» **Record extracts**:
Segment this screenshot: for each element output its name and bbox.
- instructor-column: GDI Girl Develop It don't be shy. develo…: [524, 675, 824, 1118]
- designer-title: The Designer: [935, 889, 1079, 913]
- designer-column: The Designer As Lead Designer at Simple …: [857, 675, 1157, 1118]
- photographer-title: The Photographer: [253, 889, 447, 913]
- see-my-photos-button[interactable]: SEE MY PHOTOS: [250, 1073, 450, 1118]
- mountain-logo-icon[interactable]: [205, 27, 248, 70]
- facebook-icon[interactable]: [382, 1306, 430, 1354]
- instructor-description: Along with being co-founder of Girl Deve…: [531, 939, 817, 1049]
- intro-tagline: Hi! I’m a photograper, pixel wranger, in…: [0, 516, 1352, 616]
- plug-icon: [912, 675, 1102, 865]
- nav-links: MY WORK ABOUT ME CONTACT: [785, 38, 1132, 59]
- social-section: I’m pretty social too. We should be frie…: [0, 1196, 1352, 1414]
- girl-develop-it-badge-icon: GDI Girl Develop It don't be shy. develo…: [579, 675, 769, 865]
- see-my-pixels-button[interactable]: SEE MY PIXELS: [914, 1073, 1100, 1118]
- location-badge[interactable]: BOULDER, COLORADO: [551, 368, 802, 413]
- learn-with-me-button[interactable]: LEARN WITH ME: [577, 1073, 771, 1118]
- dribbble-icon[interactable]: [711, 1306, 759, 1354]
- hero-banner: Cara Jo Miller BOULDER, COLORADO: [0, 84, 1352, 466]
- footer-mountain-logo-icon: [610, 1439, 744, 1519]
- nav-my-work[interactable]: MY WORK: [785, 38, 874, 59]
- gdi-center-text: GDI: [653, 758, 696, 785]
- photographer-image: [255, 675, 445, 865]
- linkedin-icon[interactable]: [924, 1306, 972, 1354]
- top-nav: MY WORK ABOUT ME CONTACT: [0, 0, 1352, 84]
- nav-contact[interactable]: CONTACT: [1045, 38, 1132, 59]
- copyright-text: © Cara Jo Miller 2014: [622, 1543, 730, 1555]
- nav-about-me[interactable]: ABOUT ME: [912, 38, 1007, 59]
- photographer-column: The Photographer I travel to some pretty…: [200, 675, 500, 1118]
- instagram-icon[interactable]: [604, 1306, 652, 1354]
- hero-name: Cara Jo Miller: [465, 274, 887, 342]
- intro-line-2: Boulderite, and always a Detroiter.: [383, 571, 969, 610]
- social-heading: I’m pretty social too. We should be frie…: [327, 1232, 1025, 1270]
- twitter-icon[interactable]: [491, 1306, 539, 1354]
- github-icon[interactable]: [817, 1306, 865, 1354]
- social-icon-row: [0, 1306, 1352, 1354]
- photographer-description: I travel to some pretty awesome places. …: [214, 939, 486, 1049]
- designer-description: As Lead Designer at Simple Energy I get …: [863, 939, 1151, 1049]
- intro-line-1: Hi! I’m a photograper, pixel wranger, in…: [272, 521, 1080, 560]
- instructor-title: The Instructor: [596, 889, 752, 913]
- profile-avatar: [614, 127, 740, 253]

---

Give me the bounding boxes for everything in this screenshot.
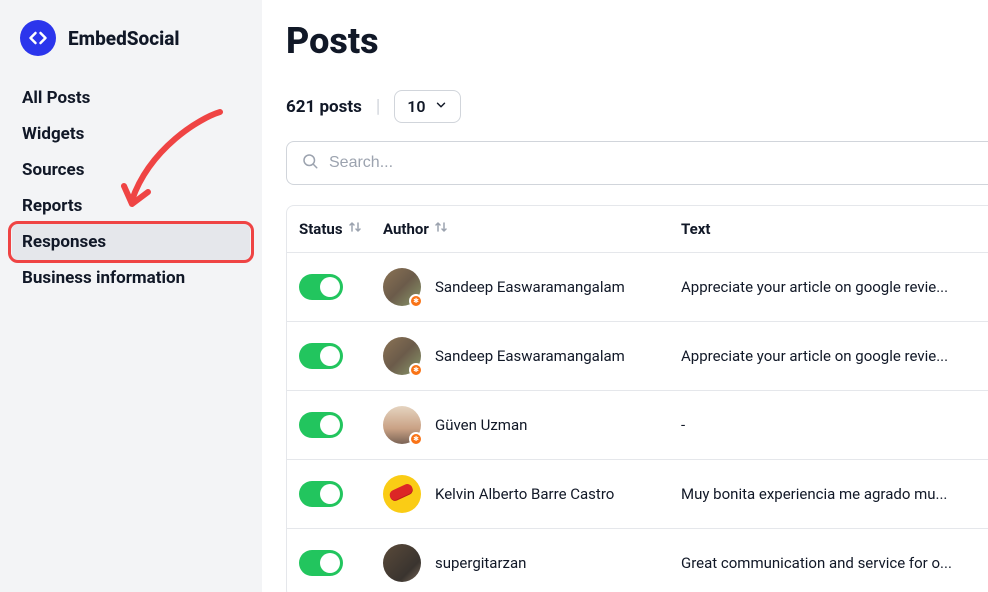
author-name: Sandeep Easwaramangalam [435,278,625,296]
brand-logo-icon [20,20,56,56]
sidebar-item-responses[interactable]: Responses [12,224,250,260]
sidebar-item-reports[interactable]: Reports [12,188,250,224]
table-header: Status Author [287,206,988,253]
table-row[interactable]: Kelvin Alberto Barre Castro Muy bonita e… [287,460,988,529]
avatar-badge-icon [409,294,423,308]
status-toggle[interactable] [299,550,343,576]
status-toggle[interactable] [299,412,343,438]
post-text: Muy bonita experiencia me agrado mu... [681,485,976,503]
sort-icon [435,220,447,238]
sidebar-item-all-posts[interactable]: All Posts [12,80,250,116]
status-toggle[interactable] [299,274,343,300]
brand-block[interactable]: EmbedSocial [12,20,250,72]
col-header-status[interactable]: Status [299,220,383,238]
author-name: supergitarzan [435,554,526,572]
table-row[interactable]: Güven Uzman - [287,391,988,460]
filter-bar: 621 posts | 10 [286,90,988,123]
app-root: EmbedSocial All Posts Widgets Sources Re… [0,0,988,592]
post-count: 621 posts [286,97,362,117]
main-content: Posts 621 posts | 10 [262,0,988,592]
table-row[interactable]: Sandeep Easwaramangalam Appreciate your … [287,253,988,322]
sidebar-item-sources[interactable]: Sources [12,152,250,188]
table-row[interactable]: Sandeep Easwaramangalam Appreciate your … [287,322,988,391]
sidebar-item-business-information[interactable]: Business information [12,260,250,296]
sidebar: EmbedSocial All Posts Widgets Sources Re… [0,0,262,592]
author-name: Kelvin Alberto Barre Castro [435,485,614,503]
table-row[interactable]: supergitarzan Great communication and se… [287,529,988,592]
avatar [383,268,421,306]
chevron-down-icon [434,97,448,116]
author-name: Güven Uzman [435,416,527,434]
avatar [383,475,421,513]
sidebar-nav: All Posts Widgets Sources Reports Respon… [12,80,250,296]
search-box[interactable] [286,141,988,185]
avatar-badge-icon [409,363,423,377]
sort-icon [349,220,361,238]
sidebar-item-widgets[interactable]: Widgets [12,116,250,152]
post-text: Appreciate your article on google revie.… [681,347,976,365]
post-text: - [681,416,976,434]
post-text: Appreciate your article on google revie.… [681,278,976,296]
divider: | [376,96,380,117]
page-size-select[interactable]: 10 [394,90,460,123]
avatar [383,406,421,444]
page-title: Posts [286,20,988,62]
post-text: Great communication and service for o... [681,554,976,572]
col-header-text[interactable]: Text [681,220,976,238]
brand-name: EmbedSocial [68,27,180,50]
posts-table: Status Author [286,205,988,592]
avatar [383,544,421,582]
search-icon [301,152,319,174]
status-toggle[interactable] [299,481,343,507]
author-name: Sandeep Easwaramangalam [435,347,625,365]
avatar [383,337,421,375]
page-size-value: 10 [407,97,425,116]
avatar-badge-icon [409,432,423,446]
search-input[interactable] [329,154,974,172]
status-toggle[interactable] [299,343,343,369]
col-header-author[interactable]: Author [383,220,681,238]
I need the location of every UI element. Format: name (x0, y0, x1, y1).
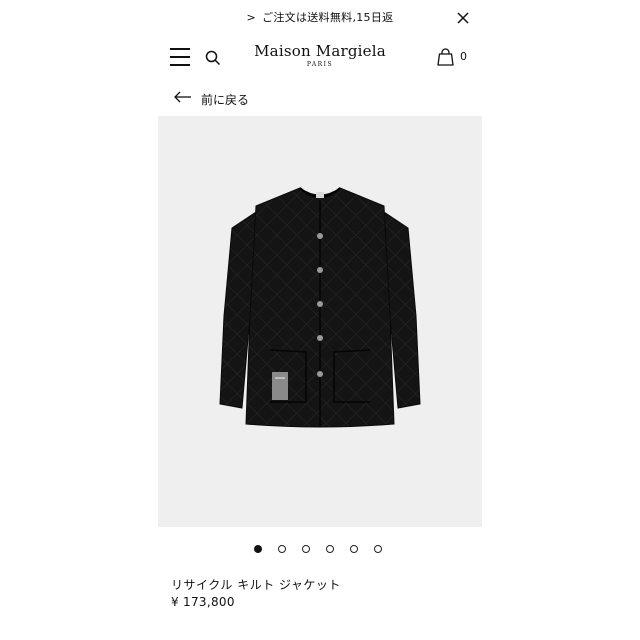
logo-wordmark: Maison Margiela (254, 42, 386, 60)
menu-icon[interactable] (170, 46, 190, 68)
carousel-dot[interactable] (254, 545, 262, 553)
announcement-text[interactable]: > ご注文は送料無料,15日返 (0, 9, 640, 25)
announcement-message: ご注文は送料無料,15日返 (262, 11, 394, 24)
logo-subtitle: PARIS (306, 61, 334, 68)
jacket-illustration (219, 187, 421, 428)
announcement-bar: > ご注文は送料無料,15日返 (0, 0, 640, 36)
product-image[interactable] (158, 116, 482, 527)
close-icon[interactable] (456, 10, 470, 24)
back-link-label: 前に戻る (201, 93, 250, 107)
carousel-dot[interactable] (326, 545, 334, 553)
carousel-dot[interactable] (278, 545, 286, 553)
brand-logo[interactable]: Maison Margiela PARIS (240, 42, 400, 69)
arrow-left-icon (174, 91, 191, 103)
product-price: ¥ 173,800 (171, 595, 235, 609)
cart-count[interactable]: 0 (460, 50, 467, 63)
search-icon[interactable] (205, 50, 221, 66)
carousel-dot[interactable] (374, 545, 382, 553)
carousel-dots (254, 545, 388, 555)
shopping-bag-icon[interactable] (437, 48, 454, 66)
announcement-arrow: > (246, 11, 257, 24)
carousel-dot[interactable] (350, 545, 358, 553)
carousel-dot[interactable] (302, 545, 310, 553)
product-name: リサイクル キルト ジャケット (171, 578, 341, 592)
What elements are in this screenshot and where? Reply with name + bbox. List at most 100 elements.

» **Task statement**: Reproduce every line of the listing from the one containing "logo-wordmark: Maison Margiela" down to the one containing "arrow-left-icon (174, 91, 191, 103)", with both of those lines included.

» **Reply to the task**:
logo-wordmark: Maison Margiela (254, 42, 386, 60)
menu-icon[interactable] (170, 46, 190, 68)
carousel-dot[interactable] (254, 545, 262, 553)
announcement-text[interactable]: > ご注文は送料無料,15日返 (0, 9, 640, 25)
announcement-message: ご注文は送料無料,15日返 (262, 11, 394, 24)
logo-subtitle: PARIS (306, 61, 334, 68)
jacket-illustration (219, 187, 421, 428)
announcement-bar: > ご注文は送料無料,15日返 (0, 0, 640, 36)
product-image[interactable] (158, 116, 482, 527)
close-icon[interactable] (456, 10, 470, 24)
back-link-label: 前に戻る (201, 93, 250, 107)
carousel-dot[interactable] (326, 545, 334, 553)
carousel-dot[interactable] (278, 545, 286, 553)
brand-logo[interactable]: Maison Margiela PARIS (240, 42, 400, 69)
arrow-left-icon (174, 91, 191, 103)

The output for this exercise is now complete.